Dataset entries
○ ○ ○

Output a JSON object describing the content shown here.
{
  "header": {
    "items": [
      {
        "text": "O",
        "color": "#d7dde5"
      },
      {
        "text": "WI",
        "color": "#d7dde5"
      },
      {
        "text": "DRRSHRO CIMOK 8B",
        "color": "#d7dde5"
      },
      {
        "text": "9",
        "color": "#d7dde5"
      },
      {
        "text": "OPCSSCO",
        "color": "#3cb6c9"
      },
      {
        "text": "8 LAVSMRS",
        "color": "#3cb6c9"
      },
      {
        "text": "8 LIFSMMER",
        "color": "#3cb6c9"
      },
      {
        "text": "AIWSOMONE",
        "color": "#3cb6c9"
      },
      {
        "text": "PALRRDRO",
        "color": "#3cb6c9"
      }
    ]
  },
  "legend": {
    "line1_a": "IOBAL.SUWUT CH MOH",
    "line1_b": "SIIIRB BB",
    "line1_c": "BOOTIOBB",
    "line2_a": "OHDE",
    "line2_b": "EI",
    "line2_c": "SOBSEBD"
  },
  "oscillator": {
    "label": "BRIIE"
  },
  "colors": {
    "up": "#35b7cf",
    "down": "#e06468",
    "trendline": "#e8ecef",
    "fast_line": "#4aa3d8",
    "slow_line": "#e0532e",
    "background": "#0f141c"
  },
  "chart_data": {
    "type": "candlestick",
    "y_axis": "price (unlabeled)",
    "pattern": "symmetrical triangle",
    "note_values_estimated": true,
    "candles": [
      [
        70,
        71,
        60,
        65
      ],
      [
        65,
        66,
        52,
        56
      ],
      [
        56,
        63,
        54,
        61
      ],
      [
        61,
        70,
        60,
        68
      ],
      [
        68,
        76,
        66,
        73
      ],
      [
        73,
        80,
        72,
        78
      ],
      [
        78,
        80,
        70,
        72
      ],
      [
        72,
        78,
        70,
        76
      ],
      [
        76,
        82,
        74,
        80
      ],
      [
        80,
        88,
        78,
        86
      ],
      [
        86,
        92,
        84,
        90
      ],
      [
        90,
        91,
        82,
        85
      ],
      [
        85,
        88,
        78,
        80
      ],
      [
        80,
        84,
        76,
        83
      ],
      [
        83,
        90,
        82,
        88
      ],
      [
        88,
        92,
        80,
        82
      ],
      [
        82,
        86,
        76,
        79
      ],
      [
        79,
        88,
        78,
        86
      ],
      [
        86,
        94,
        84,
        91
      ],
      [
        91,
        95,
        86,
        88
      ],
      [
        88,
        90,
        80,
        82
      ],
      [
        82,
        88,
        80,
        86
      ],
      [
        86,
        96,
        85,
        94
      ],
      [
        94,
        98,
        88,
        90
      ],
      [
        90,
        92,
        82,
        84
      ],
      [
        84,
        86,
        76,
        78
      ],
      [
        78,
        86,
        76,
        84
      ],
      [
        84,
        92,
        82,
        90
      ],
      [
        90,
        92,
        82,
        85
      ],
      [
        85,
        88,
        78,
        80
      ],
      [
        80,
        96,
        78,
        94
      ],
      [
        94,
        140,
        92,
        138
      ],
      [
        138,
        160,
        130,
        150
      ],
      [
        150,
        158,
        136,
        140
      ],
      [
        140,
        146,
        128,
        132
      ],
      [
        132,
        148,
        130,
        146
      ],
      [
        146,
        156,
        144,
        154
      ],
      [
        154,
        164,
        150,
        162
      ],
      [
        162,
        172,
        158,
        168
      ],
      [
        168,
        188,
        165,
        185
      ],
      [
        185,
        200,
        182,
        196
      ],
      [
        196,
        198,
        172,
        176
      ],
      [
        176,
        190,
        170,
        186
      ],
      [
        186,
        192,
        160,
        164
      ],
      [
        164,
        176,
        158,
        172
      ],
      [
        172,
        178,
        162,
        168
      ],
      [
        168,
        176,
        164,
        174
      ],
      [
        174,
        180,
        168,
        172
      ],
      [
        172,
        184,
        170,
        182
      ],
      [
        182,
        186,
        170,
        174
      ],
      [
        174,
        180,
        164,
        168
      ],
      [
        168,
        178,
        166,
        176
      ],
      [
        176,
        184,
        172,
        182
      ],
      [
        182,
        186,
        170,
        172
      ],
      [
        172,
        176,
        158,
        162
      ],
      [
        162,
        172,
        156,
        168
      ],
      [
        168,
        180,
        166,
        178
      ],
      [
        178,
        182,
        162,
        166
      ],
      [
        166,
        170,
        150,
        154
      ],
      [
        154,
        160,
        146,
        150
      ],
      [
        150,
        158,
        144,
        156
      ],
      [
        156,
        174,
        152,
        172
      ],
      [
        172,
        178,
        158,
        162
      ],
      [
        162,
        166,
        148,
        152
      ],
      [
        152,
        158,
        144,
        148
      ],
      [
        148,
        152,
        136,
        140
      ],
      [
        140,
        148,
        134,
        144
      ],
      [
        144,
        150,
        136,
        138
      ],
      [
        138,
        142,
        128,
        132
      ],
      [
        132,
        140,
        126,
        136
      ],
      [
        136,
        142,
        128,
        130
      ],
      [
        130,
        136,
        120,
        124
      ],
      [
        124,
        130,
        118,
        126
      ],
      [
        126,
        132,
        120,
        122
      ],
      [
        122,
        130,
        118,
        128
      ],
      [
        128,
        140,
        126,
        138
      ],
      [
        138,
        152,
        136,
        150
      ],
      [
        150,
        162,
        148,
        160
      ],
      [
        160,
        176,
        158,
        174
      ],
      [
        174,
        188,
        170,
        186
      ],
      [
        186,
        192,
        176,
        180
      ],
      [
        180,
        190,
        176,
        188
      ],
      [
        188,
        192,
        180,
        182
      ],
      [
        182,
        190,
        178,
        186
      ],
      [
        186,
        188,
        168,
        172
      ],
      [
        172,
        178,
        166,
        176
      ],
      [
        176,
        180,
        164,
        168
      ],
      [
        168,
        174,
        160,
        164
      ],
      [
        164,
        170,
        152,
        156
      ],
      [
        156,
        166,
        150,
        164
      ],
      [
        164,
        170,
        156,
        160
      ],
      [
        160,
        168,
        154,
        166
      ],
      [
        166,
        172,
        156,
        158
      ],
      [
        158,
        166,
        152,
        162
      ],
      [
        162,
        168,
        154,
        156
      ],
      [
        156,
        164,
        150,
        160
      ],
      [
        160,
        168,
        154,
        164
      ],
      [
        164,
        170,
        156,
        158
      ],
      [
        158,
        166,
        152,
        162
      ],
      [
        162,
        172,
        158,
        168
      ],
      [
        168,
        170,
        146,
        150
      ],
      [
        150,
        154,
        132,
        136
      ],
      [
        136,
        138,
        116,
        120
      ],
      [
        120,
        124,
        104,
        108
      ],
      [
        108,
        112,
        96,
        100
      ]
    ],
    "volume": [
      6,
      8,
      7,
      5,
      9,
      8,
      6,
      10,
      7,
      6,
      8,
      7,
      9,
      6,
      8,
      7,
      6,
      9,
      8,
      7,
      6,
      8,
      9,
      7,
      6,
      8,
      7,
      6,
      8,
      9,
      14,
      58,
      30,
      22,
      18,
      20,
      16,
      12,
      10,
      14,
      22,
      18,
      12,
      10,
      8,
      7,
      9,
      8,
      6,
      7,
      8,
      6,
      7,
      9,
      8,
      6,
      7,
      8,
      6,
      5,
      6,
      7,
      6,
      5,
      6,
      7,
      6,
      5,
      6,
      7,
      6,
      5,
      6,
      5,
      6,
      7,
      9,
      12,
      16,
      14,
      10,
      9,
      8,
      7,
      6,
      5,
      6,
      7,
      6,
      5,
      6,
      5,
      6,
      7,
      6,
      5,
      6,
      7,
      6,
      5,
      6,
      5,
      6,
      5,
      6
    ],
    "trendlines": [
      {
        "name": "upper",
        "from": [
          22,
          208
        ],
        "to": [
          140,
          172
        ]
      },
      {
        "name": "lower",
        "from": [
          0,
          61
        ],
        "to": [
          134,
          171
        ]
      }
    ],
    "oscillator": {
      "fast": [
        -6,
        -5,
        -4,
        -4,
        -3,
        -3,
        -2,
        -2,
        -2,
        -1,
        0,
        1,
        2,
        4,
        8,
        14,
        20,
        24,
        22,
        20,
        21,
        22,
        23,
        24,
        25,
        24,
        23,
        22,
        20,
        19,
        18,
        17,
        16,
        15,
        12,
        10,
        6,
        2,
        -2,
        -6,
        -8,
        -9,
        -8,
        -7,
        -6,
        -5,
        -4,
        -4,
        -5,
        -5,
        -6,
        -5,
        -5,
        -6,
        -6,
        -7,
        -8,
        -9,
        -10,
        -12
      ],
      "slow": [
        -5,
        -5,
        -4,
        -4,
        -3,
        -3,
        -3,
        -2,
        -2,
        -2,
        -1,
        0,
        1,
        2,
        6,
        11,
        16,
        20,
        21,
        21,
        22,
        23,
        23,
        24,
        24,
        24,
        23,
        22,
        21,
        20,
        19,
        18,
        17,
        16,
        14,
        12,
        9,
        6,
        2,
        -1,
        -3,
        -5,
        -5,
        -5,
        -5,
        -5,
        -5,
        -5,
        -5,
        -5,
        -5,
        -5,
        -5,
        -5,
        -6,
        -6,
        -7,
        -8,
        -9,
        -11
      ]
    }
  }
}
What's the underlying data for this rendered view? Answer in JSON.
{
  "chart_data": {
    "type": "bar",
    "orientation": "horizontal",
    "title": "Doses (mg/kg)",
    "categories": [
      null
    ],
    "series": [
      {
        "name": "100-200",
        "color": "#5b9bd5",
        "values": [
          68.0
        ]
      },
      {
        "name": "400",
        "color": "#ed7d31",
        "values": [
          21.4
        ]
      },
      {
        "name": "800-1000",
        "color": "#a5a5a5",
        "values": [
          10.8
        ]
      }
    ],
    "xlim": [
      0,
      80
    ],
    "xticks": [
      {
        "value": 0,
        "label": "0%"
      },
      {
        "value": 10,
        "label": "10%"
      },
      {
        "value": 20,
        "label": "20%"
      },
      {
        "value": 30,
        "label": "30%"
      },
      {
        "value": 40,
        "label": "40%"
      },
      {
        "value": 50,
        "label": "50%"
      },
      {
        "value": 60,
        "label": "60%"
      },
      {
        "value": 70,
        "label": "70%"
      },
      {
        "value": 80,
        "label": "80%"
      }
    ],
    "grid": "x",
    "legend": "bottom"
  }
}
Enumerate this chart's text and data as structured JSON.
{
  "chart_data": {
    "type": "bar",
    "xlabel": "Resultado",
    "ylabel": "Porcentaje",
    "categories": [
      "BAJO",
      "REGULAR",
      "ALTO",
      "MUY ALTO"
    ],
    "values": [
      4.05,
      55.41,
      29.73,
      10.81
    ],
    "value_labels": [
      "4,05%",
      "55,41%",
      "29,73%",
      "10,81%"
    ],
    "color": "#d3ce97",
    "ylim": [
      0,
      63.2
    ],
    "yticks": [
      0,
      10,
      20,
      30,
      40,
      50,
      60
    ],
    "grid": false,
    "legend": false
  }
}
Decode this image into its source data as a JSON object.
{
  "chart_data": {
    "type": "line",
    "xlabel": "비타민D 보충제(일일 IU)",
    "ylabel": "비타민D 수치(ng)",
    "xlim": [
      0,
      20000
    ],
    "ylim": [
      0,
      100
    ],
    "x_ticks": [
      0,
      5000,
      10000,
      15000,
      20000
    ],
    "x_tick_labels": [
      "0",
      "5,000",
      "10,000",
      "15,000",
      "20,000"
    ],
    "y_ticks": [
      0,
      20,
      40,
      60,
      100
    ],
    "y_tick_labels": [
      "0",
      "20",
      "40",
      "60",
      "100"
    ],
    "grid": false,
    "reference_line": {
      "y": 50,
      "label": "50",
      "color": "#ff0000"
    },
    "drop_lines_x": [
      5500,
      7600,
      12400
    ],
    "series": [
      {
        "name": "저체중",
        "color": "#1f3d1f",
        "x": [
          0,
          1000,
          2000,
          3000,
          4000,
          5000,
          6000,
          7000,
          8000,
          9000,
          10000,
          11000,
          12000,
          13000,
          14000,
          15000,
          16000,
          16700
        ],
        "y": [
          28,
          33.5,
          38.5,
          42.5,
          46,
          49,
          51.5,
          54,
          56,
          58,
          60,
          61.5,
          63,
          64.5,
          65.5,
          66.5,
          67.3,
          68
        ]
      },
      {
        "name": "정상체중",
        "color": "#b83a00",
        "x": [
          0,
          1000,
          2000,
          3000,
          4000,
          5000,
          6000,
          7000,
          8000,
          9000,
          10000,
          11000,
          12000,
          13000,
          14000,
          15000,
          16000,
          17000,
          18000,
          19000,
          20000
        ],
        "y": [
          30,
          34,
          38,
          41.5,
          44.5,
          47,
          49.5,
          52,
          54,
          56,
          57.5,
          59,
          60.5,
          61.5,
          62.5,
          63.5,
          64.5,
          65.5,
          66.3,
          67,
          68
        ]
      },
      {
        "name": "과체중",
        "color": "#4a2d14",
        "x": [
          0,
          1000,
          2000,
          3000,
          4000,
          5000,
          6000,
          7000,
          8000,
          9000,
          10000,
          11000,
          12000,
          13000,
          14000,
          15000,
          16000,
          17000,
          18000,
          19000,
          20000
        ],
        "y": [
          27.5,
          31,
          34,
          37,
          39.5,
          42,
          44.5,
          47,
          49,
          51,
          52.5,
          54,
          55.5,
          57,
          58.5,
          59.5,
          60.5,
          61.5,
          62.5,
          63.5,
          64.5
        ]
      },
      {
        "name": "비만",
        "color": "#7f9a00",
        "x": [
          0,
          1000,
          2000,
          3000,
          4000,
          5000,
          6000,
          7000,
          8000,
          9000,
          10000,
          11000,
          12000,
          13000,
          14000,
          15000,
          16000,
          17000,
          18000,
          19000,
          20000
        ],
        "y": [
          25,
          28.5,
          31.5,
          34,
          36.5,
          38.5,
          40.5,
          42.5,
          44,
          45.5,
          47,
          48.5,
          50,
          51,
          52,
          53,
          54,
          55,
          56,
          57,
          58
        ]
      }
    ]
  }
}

○ ○ ○

*EXERCISE DETAILS*.
Pull out each line of the entries that contains "ylabel".

*RESULT BELOW*.
    "ylabel": "Porcentaje",
    "ylabel": "비타민D 수치(ng)",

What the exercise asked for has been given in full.